= Written instruction =
Would you transcribe the whole listing exactly, minus its pictures?

= Input rows =
※

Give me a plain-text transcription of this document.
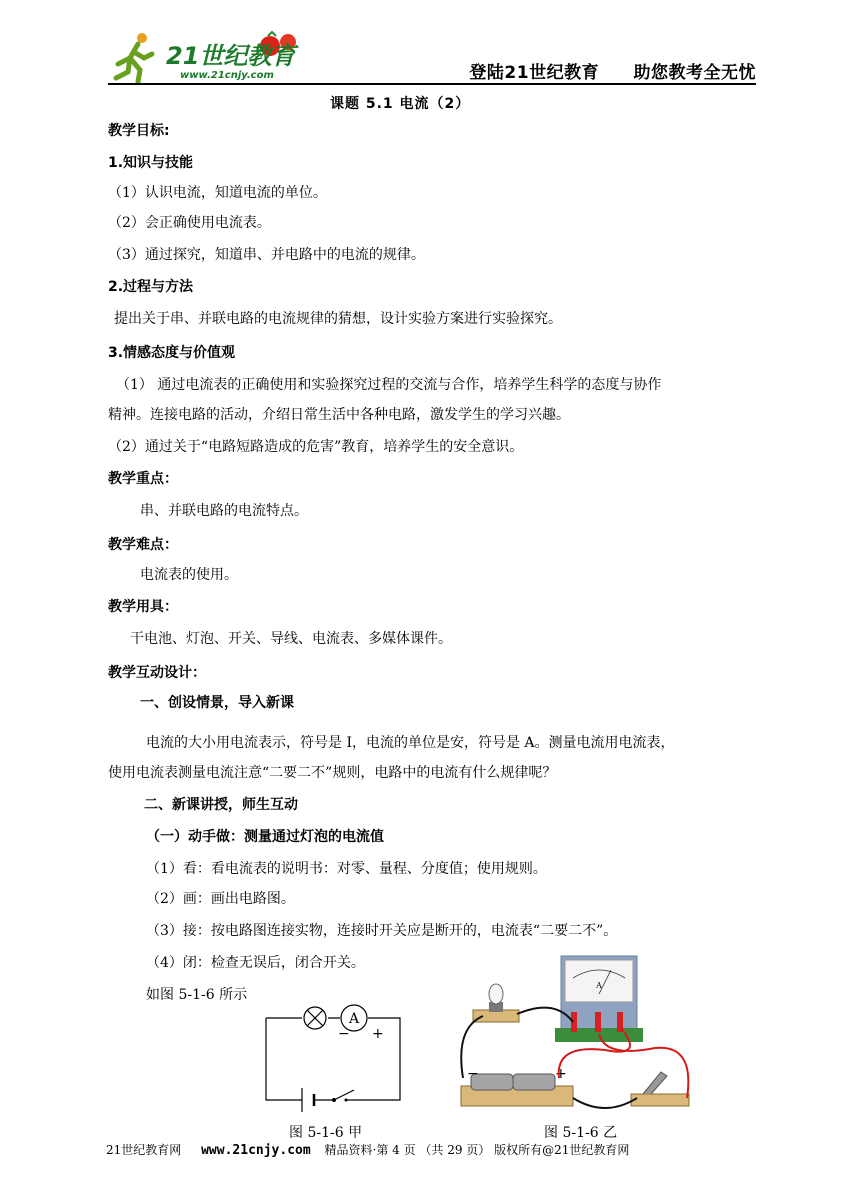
21世纪教育
www.21cnjy.com	登陆21世纪教育 助您教考全无忧
课题 5.1 电流（2）
教学目标:
1.知识与技能
（1）认识电流，知道电流的单位。
（2）会正确使用电流表。
（3）通过探究，知道串、并电路中的电流的规律。
2.过程与方法
提出关于串、并联电路的电流规律的猜想，设计实验方案进行实验探究。
3.情感态度与价值观
（1） 通过电流表的正确使用和实验探究过程的交流与合作，培养学生科学的态度与协作
精神。连接电路的活动，介绍日常生活中各种电路，激发学生的学习兴趣。
（2）通过关于“电路短路造成的危害”教育，培养学生的安全意识。
教学重点：
串、并联电路的电流特点。
教学难点：
电流表的使用。
教学用具：
干电池、灯泡、开关、导线、电流表、多媒体课件。
教学互动设计：
一、创设情景，导入新课
电流的大小用电流表示，符号是 I，电流的单位是安，符号是 A。测量电流用电流表，
使用电流表测量电流注意“二要二不”规则，电路中的电流有什么规律呢？
二、新课讲授，师生互动
（一）动手做：测量通过灯泡的电流值
（1）看：看电流表的说明书：对零、量程、分度值；使用规则。
（2）画：画出电路图。
（3）接：按电路图连接实物，连接时开关应是断开的，电流表“二要二不”。
（4）闭：检查无误后，闭合开关。
如图 5-1-6 所示
A
− +
图 5-1-6 甲
A
−	+
图 5-1-6 乙
21世纪教育网 www.21cnjy.com 精品资料·第 4 页 （共 29 页） 版权所有@21世纪教育网
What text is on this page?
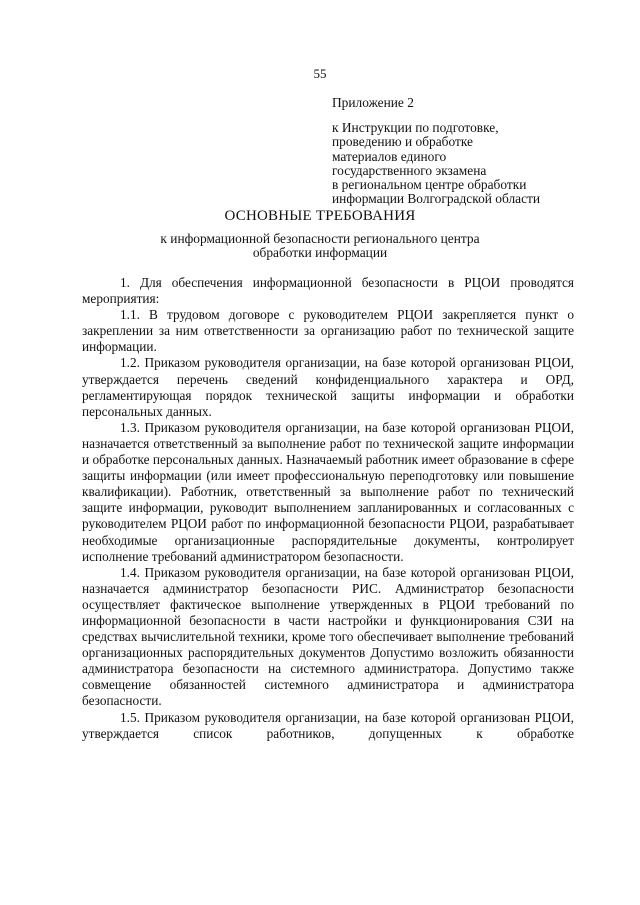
55
Приложение 2
к Инструкции по подготовке,
проведению и обработке
материалов единого
государственного экзамена
в региональном центре обработки
информации Волгоградской области
ОСНОВНЫЕ ТРЕБОВАНИЯ
к информационной безопасности регионального центра
обработки информации

1. Для обеспечения информационной безопасности в РЦОИ проводятся мероприятия:

1.1. В трудовом договоре с руководителем РЦОИ закрепляется пункт о закреплении за ним ответственности за организацию работ по технической защите информации.

1.2. Приказом руководителя организации, на базе которой организован РЦОИ, утверждается перечень сведений конфиденциального характера и ОРД, регламентирующая порядок технической защиты информации и обработки персональных данных.

1.3. Приказом руководителя организации, на базе которой организован РЦОИ, назначается ответственный за выполнение работ по технической защите информации и обработке персональных данных. Назначаемый работник имеет образование в сфере защиты информации (или имеет профессиональную переподготовку или повышение квалификации). Работник, ответственный за выполнение работ по технический защите информации, руководит выполнением запланированных и согласованных с руководителем РЦОИ работ по информационной безопасности РЦОИ, разрабатывает необходимые организационные распорядительные документы, контролирует исполнение требований администратором безопасности.

1.4. Приказом руководителя организации, на базе которой организован РЦОИ, назначается администратор безопасности РИС. Администратор безопасности осуществляет фактическое выполнение утвержденных в РЦОИ требований по информационной безопасности в части настройки и функционирования СЗИ на средствах вычислительной техники, кроме того обеспечивает выполнение требований организационных распорядительных документов Допустимо возложить обязанности администратора безопасности на системного администратора. Допустимо также совмещение обязанностей системного администратора и администратора безопасности.

1.5. Приказом руководителя организации, на базе которой организован РЦОИ, утверждается список работников, допущенных к обработке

※

= Finished exercise =
Give me a plain-text transcription of this document.
21世纪教育
www.21cnjy.com	登陆21世纪教育 助您教考全无忧
课题 5.1 电流（2）
教学目标:
1.知识与技能
（1）认识电流，知道电流的单位。
（2）会正确使用电流表。
（3）通过探究，知道串、并电路中的电流的规律。
2.过程与方法
提出关于串、并联电路的电流规律的猜想，设计实验方案进行实验探究。
3.情感态度与价值观
（1） 通过电流表的正确使用和实验探究过程的交流与合作，培养学生科学的态度与协作
精神。连接电路的活动，介绍日常生活中各种电路，激发学生的学习兴趣。
（2）通过关于“电路短路造成的危害”教育，培养学生的安全意识。
教学重点：
串、并联电路的电流特点。
教学难点：
电流表的使用。
教学用具：
干电池、灯泡、开关、导线、电流表、多媒体课件。
教学互动设计：
一、创设情景，导入新课
电流的大小用电流表示，符号是 I，电流的单位是安，符号是 A。测量电流用电流表，
使用电流表测量电流注意“二要二不”规则，电路中的电流有什么规律呢？
二、新课讲授，师生互动
（一）动手做：测量通过灯泡的电流值
（1）看：看电流表的说明书：对零、量程、分度值；使用规则。
（2）画：画出电路图。
（3）接：按电路图连接实物，连接时开关应是断开的，电流表“二要二不”。
（4）闭：检查无误后，闭合开关。
如图 5-1-6 所示
A
− +
图 5-1-6 甲
A
−	+
图 5-1-6 乙
21世纪教育网 www.21cnjy.com 精品资料·第 4 页 （共 29 页） 版权所有@21世纪教育网
What text is on this page?
55
Приложение 2
к Инструкции по подготовке,
проведению и обработке
материалов единого
государственного экзамена
в региональном центре обработки
информации Волгоградской области
ОСНОВНЫЕ ТРЕБОВАНИЯ
к информационной безопасности регионального центра
обработки информации

1. Для обеспечения информационной безопасности в РЦОИ проводятся мероприятия:

1.1. В трудовом договоре с руководителем РЦОИ закрепляется пункт о закреплении за ним ответственности за организацию работ по технической защите информации.

1.2. Приказом руководителя организации, на базе которой организован РЦОИ, утверждается перечень сведений конфиденциального характера и ОРД, регламентирующая порядок технической защиты информации и обработки персональных данных.

1.3. Приказом руководителя организации, на базе которой организован РЦОИ, назначается ответственный за выполнение работ по технической защите информации и обработке персональных данных. Назначаемый работник имеет образование в сфере защиты информации (или имеет профессиональную переподготовку или повышение квалификации). Работник, ответственный за выполнение работ по технический защите информации, руководит выполнением запланированных и согласованных с руководителем РЦОИ работ по информационной безопасности РЦОИ, разрабатывает необходимые организационные распорядительные документы, контролирует исполнение требований администратором безопасности.

1.4. Приказом руководителя организации, на базе которой организован РЦОИ, назначается администратор безопасности РИС. Администратор безопасности осуществляет фактическое выполнение утвержденных в РЦОИ требований по информационной безопасности в части настройки и функционирования СЗИ на средствах вычислительной техники, кроме того обеспечивает выполнение требований организационных распорядительных документов Допустимо возложить обязанности администратора безопасности на системного администратора. Допустимо также совмещение обязанностей системного администратора и администратора безопасности.

1.5. Приказом руководителя организации, на базе которой организован РЦОИ, утверждается список работников, допущенных к обработке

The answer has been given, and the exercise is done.